## Task description
Every line of the data must be copied exactly.

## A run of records

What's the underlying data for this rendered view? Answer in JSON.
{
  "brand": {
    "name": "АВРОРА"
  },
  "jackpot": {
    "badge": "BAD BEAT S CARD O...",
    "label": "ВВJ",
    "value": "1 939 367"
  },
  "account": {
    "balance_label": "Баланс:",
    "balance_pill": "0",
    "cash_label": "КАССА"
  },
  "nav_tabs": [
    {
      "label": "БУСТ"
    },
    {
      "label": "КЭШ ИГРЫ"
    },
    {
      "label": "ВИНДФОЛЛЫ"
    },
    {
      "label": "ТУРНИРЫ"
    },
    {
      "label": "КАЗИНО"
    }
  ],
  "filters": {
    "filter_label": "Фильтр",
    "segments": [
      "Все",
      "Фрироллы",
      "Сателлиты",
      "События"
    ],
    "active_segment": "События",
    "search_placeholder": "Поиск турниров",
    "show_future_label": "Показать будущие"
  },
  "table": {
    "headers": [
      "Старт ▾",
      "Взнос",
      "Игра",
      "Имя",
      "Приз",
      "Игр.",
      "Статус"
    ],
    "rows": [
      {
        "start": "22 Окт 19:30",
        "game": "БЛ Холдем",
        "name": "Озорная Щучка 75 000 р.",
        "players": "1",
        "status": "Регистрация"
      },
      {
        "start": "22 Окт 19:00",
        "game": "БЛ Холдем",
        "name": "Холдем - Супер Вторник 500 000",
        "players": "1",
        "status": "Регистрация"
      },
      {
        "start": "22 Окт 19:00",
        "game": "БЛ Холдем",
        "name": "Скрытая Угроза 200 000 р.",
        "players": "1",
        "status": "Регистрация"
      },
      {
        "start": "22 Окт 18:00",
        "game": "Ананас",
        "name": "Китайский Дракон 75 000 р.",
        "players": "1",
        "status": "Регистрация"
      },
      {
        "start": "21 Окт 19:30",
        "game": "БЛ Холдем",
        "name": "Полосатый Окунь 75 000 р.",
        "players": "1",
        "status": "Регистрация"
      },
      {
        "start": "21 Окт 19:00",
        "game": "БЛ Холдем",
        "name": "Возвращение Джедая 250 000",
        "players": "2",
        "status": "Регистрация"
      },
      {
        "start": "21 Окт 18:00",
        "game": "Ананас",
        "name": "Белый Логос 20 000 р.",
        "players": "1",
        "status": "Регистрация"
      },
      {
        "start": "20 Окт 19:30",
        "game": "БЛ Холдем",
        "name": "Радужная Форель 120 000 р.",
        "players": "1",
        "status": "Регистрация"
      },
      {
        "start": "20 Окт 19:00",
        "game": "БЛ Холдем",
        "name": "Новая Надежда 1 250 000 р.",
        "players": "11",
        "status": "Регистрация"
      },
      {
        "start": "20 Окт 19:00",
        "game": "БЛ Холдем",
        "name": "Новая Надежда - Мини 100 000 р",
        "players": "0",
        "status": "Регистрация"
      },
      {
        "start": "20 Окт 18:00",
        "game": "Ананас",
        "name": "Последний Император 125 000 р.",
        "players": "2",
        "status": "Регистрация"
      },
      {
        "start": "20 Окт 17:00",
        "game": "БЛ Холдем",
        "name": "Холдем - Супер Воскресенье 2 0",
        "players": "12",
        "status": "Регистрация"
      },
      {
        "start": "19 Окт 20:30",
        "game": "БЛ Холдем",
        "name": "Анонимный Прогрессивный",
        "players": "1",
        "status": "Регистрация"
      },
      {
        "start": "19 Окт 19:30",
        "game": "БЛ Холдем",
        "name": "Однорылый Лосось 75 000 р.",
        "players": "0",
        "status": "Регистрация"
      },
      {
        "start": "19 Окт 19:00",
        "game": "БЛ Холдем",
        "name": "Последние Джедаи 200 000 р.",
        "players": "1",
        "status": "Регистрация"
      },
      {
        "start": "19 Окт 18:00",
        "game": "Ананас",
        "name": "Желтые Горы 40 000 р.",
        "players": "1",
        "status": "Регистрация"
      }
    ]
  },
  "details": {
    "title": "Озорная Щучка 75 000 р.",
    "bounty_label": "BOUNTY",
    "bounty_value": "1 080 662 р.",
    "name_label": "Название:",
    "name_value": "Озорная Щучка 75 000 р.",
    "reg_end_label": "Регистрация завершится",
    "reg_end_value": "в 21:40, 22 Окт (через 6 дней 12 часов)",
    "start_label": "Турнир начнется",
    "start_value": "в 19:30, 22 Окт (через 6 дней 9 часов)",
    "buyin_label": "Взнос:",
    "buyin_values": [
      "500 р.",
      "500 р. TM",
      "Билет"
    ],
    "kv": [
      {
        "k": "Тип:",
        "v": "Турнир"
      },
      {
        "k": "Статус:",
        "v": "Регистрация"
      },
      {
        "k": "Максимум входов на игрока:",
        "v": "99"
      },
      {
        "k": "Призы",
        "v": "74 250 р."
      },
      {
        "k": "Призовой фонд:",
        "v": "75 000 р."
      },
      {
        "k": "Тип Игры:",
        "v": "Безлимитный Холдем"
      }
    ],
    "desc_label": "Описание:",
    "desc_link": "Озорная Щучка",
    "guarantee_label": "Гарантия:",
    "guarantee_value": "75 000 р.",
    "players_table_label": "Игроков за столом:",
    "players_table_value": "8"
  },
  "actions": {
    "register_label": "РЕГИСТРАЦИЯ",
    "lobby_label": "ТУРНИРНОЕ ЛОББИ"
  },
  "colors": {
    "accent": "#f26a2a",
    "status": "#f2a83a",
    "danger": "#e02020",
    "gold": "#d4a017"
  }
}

## Finished exercise
What's the underlying data for this rendered view? Answer in JSON.
{
  "brand": {
    "name": "АВРОРА"
  },
  "jackpot": {
    "badge": "BAD BEAT S CARD O...",
    "label": "ВВJ",
    "value": "1 939 367"
  },
  "account": {
    "balance_label": "Баланс:",
    "balance_pill": "0",
    "cash_label": "КАССА"
  },
  "nav_tabs": [
    {
      "label": "БУСТ"
    },
    {
      "label": "КЭШ ИГРЫ"
    },
    {
      "label": "ВИНДФОЛЛЫ"
    },
    {
      "label": "ТУРНИРЫ"
    },
    {
      "label": "КАЗИНО"
    }
  ],
  "filters": {
    "filter_label": "Фильтр",
    "segments": [
      "Все",
      "Фрироллы",
      "Сателлиты",
      "События"
    ],
    "active_segment": "События",
    "search_placeholder": "Поиск турниров",
    "show_future_label": "Показать будущие"
  },
  "table": {
    "headers": [
      "Старт ▾",
      "Взнос",
      "Игра",
      "Имя",
      "Приз",
      "Игр.",
      "Статус"
    ],
    "rows": [
      {
        "start": "22 Окт 19:30",
        "game": "БЛ Холдем",
        "name": "Озорная Щучка 75 000 р.",
        "players": "1",
        "status": "Регистрация"
      },
      {
        "start": "22 Окт 19:00",
        "game": "БЛ Холдем",
        "name": "Холдем - Супер Вторник 500 000",
        "players": "1",
        "status": "Регистрация"
      },
      {
        "start": "22 Окт 19:00",
        "game": "БЛ Холдем",
        "name": "Скрытая Угроза 200 000 р.",
        "players": "1",
        "status": "Регистрация"
      },
      {
        "start": "22 Окт 18:00",
        "game": "Ананас",
        "name": "Китайский Дракон 75 000 р.",
        "players": "1",
        "status": "Регистрация"
      },
      {
        "start": "21 Окт 19:30",
        "game": "БЛ Холдем",
        "name": "Полосатый Окунь 75 000 р.",
        "players": "1",
        "status": "Регистрация"
      },
      {
        "start": "21 Окт 19:00",
        "game": "БЛ Холдем",
        "name": "Возвращение Джедая 250 000",
        "players": "2",
        "status": "Регистрация"
      },
      {
        "start": "21 Окт 18:00",
        "game": "Ананас",
        "name": "Белый Логос 20 000 р.",
        "players": "1",
        "status": "Регистрация"
      },
      {
        "start": "20 Окт 19:30",
        "game": "БЛ Холдем",
        "name": "Радужная Форель 120 000 р.",
        "players": "1",
        "status": "Регистрация"
      },
      {
        "start": "20 Окт 19:00",
        "game": "БЛ Холдем",
        "name": "Новая Надежда 1 250 000 р.",
        "players": "11",
        "status": "Регистрация"
      },
      {
        "start": "20 Окт 19:00",
        "game": "БЛ Холдем",
        "name": "Новая Надежда - Мини 100 000 р",
        "players": "0",
        "status": "Регистрация"
      },
      {
        "start": "20 Окт 18:00",
        "game": "Ананас",
        "name": "Последний Император 125 000 р.",
        "players": "2",
        "status": "Регистрация"
      },
      {
        "start": "20 Окт 17:00",
        "game": "БЛ Холдем",
        "name": "Холдем - Супер Воскресенье 2 0",
        "players": "12",
        "status": "Регистрация"
      },
      {
        "start": "19 Окт 20:30",
        "game": "БЛ Холдем",
        "name": "Анонимный Прогрессивный",
        "players": "1",
        "status": "Регистрация"
      },
      {
        "start": "19 Окт 19:30",
        "game": "БЛ Холдем",
        "name": "Однорылый Лосось 75 000 р.",
        "players": "0",
        "status": "Регистрация"
      },
      {
        "start": "19 Окт 19:00",
        "game": "БЛ Холдем",
        "name": "Последние Джедаи 200 000 р.",
        "players": "1",
        "status": "Регистрация"
      },
      {
        "start": "19 Окт 18:00",
        "game": "Ананас",
        "name": "Желтые Горы 40 000 р.",
        "players": "1",
        "status": "Регистрация"
      }
    ]
  },
  "details": {
    "title": "Озорная Щучка 75 000 р.",
    "bounty_label": "BOUNTY",
    "bounty_value": "1 080 662 р.",
    "name_label": "Название:",
    "name_value": "Озорная Щучка 75 000 р.",
    "reg_end_label": "Регистрация завершится",
    "reg_end_value": "в 21:40, 22 Окт (через 6 дней 12 часов)",
    "start_label": "Турнир начнется",
    "start_value": "в 19:30, 22 Окт (через 6 дней 9 часов)",
    "buyin_label": "Взнос:",
    "buyin_values": [
      "500 р.",
      "500 р. TM",
      "Билет"
    ],
    "kv": [
      {
        "k": "Тип:",
        "v": "Турнир"
      },
      {
        "k": "Статус:",
        "v": "Регистрация"
      },
      {
        "k": "Максимум входов на игрока:",
        "v": "99"
      },
      {
        "k": "Призы",
        "v": "74 250 р."
      },
      {
        "k": "Призовой фонд:",
        "v": "75 000 р."
      },
      {
        "k": "Тип Игры:",
        "v": "Безлимитный Холдем"
      }
    ],
    "desc_label": "Описание:",
    "desc_link": "Озорная Щучка",
    "guarantee_label": "Гарантия:",
    "guarantee_value": "75 000 р.",
    "players_table_label": "Игроков за столом:",
    "players_table_value": "8"
  },
  "actions": {
    "register_label": "РЕГИСТРАЦИЯ",
    "lobby_label": "ТУРНИРНОЕ ЛОББИ"
  },
  "colors": {
    "accent": "#f26a2a",
    "status": "#f2a83a",
    "danger": "#e02020",
    "gold": "#d4a017"
  }
}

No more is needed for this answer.